(Some records)
<<<<
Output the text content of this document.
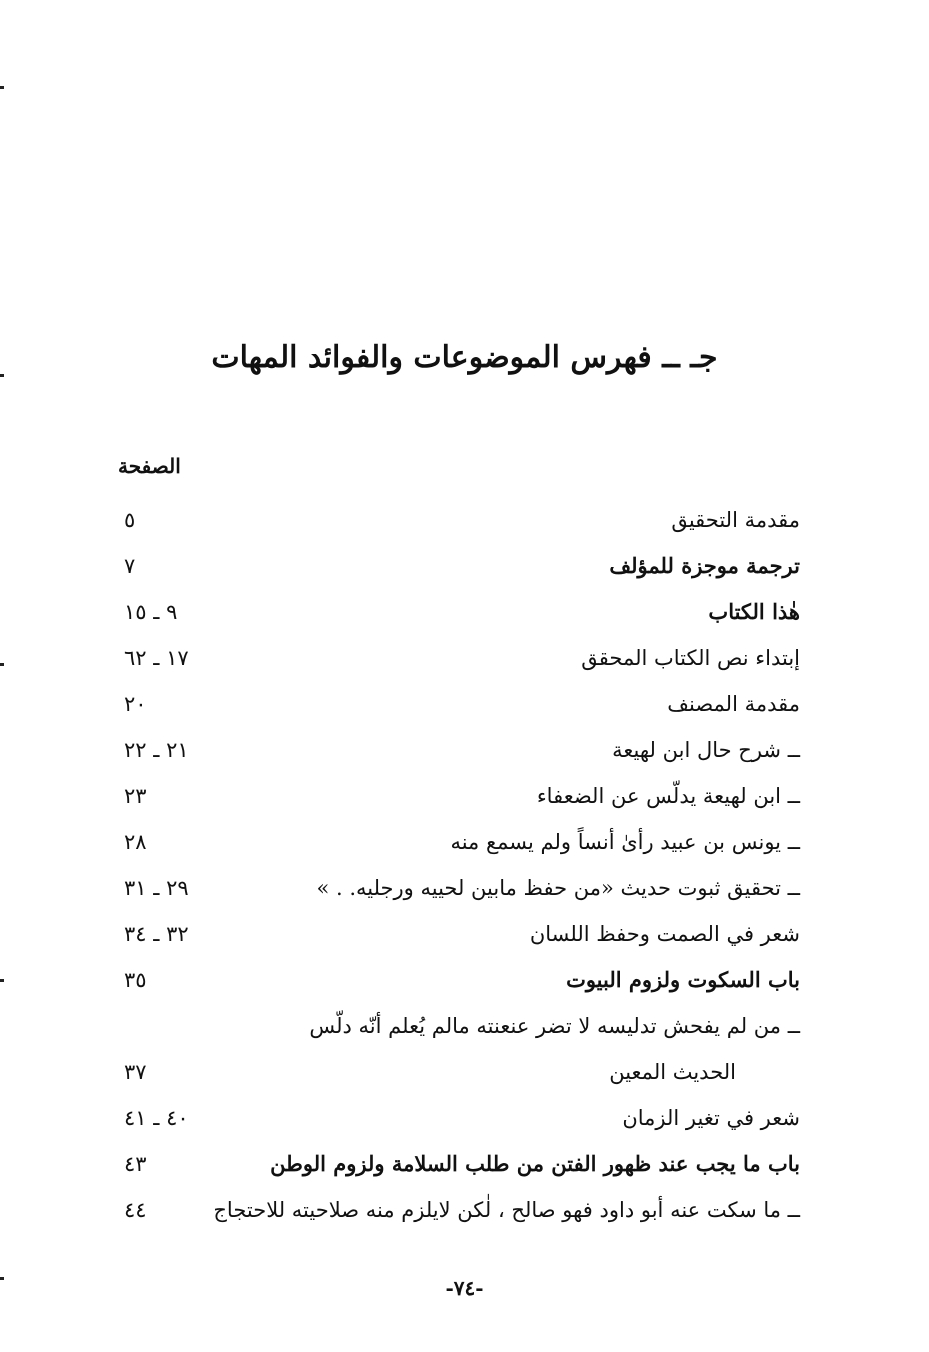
جـ ــ فهرس الموضوعات والفوائد المهات
الصفحة
مقدمة التحقيق
٥
ترجمة موجزة للمؤلف
٧
هٰذا الكتاب
٩ ـ ١٥
إبتداء نص الكتاب المحقق
١٧ ـ ٦٢
مقدمة المصنف
٢٠
ــ شرح حال ابن لهيعة
٢١ ـ ٢٢
ــ ابن لهيعة يدلّس عن الضعفاء
٢٣
ــ يونس بن عبيد رأىٰ أنساً ولم يسمع منه
٢٨
ــ تحقيق ثبوت حديث «من حفظ مابين لحييه ورجليه. . »
٢٩ ـ ٣١
شعر في الصمت وحفظ اللسان
٣٢ ـ ٣٤
باب السكوت ولزوم البيوت
٣٥
ــ من لم يفحش تدليسه لا تضر عنعنته مالم يُعلم أنّه دلّس
الحديث المعين
٣٧
شعر في تغير الزمان
٤٠ ـ ٤١
باب ما يجب عند ظهور الفتن من طلب السلامة ولزوم الوطن
٤٣
ــ ما سكت عنه أبو داود فهو صالح ، لٰكن لايلزم منه صلاحيته للاحتجاج
٤٤
-٧٤-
>>>>
Exercise task — Transcribe the material exactly, and leave out whatever pictures it holds.

Expected answer —
Output the text content of this document.
جـ ــ فهرس الموضوعات والفوائد المهات
الصفحة
مقدمة التحقيق
٥
ترجمة موجزة للمؤلف
٧
هٰذا الكتاب
٩ ـ ١٥
إبتداء نص الكتاب المحقق
١٧ ـ ٦٢
مقدمة المصنف
٢٠
ــ شرح حال ابن لهيعة
٢١ ـ ٢٢
ــ ابن لهيعة يدلّس عن الضعفاء
٢٣
ــ يونس بن عبيد رأىٰ أنساً ولم يسمع منه
٢٨
ــ تحقيق ثبوت حديث «من حفظ مابين لحييه ورجليه. . »
٢٩ ـ ٣١
شعر في الصمت وحفظ اللسان
٣٢ ـ ٣٤
باب السكوت ولزوم البيوت
٣٥
ــ من لم يفحش تدليسه لا تضر عنعنته مالم يُعلم أنّه دلّس
الحديث المعين
٣٧
شعر في تغير الزمان
٤٠ ـ ٤١
باب ما يجب عند ظهور الفتن من طلب السلامة ولزوم الوطن
٤٣
ــ ما سكت عنه أبو داود فهو صالح ، لٰكن لايلزم منه صلاحيته للاحتجاج
٤٤
-٧٤-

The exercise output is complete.